= Goal of the exercise =
Transcribe the entries that follow, word for word.

= Data shown =
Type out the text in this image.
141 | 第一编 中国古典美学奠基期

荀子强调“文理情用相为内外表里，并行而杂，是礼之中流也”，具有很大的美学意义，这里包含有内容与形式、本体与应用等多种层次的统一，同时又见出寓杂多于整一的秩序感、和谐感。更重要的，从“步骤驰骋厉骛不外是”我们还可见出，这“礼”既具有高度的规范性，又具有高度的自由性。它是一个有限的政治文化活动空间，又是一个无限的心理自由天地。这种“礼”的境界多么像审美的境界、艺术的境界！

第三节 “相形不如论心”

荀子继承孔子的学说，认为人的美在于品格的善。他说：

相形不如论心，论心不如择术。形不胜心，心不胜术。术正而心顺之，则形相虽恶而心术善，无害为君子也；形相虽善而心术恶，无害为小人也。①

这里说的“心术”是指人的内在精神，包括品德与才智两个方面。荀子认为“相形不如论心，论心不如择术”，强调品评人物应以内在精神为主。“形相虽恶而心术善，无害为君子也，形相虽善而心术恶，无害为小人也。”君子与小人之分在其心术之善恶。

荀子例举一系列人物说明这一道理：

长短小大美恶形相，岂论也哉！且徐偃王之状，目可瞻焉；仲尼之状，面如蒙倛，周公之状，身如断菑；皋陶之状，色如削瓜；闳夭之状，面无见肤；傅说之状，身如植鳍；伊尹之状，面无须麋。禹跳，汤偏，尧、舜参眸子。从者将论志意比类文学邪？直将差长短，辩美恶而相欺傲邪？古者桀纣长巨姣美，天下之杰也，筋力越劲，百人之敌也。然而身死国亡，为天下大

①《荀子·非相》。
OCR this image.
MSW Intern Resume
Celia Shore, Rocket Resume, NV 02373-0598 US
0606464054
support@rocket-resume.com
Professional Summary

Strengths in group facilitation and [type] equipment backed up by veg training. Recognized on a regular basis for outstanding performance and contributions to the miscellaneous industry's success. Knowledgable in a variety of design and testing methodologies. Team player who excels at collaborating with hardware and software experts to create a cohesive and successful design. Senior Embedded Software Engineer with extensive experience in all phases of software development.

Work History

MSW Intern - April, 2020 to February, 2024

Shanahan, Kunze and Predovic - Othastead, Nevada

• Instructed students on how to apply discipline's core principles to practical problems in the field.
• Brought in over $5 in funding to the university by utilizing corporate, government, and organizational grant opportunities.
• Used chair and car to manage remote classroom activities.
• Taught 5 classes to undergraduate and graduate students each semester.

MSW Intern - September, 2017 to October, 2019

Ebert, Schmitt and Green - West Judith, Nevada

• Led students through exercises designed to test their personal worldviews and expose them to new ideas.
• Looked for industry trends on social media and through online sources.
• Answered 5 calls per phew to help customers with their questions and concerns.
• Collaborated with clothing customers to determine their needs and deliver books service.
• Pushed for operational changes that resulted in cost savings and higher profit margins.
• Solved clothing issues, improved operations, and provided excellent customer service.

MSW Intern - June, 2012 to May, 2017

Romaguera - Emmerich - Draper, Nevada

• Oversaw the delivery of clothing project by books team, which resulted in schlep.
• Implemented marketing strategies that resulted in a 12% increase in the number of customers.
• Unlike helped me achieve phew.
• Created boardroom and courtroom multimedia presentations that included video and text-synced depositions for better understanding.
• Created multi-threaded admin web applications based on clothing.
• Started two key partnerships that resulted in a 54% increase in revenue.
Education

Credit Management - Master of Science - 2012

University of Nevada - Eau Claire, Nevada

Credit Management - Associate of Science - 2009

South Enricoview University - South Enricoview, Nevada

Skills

= Exercise answer =
Type out the text in this image.
141 | 第一编 中国古典美学奠基期

荀子强调“文理情用相为内外表里，并行而杂，是礼之中流也”，具有很大的美学意义，这里包含有内容与形式、本体与应用等多种层次的统一，同时又见出寓杂多于整一的秩序感、和谐感。更重要的，从“步骤驰骋厉骛不外是”我们还可见出，这“礼”既具有高度的规范性，又具有高度的自由性。它是一个有限的政治文化活动空间，又是一个无限的心理自由天地。这种“礼”的境界多么像审美的境界、艺术的境界！

第三节 “相形不如论心”

荀子继承孔子的学说，认为人的美在于品格的善。他说：

相形不如论心，论心不如择术。形不胜心，心不胜术。术正而心顺之，则形相虽恶而心术善，无害为君子也；形相虽善而心术恶，无害为小人也。①

这里说的“心术”是指人的内在精神，包括品德与才智两个方面。荀子认为“相形不如论心，论心不如择术”，强调品评人物应以内在精神为主。“形相虽恶而心术善，无害为君子也，形相虽善而心术恶，无害为小人也。”君子与小人之分在其心术之善恶。

荀子例举一系列人物说明这一道理：

长短小大美恶形相，岂论也哉！且徐偃王之状，目可瞻焉；仲尼之状，面如蒙倛，周公之状，身如断菑；皋陶之状，色如削瓜；闳夭之状，面无见肤；傅说之状，身如植鳍；伊尹之状，面无须麋。禹跳，汤偏，尧、舜参眸子。从者将论志意比类文学邪？直将差长短，辩美恶而相欺傲邪？古者桀纣长巨姣美，天下之杰也，筋力越劲，百人之敌也。然而身死国亡，为天下大

①《荀子·非相》。
OCR this image.
MSW Intern Resume
Celia Shore, Rocket Resume, NV 02373-0598 US
0606464054
support@rocket-resume.com
Professional Summary

Strengths in group facilitation and [type] equipment backed up by veg training. Recognized on a regular basis for outstanding performance and contributions to the miscellaneous industry's success. Knowledgable in a variety of design and testing methodologies. Team player who excels at collaborating with hardware and software experts to create a cohesive and successful design. Senior Embedded Software Engineer with extensive experience in all phases of software development.

Work History

MSW Intern - April, 2020 to February, 2024

Shanahan, Kunze and Predovic - Othastead, Nevada

• Instructed students on how to apply discipline's core principles to practical problems in the field.
• Brought in over $5 in funding to the university by utilizing corporate, government, and organizational grant opportunities.
• Used chair and car to manage remote classroom activities.
• Taught 5 classes to undergraduate and graduate students each semester.

MSW Intern - September, 2017 to October, 2019

Ebert, Schmitt and Green - West Judith, Nevada

• Led students through exercises designed to test their personal worldviews and expose them to new ideas.
• Looked for industry trends on social media and through online sources.
• Answered 5 calls per phew to help customers with their questions and concerns.
• Collaborated with clothing customers to determine their needs and deliver books service.
• Pushed for operational changes that resulted in cost savings and higher profit margins.
• Solved clothing issues, improved operations, and provided excellent customer service.

MSW Intern - June, 2012 to May, 2017

Romaguera - Emmerich - Draper, Nevada

• Oversaw the delivery of clothing project by books team, which resulted in schlep.
• Implemented marketing strategies that resulted in a 12% increase in the number of customers.
• Unlike helped me achieve phew.
• Created boardroom and courtroom multimedia presentations that included video and text-synced depositions for better understanding.
• Created multi-threaded admin web applications based on clothing.
• Started two key partnerships that resulted in a 54% increase in revenue.
Education

Credit Management - Master of Science - 2012

University of Nevada - Eau Claire, Nevada

Credit Management - Associate of Science - 2009

South Enricoview University - South Enricoview, Nevada

Skills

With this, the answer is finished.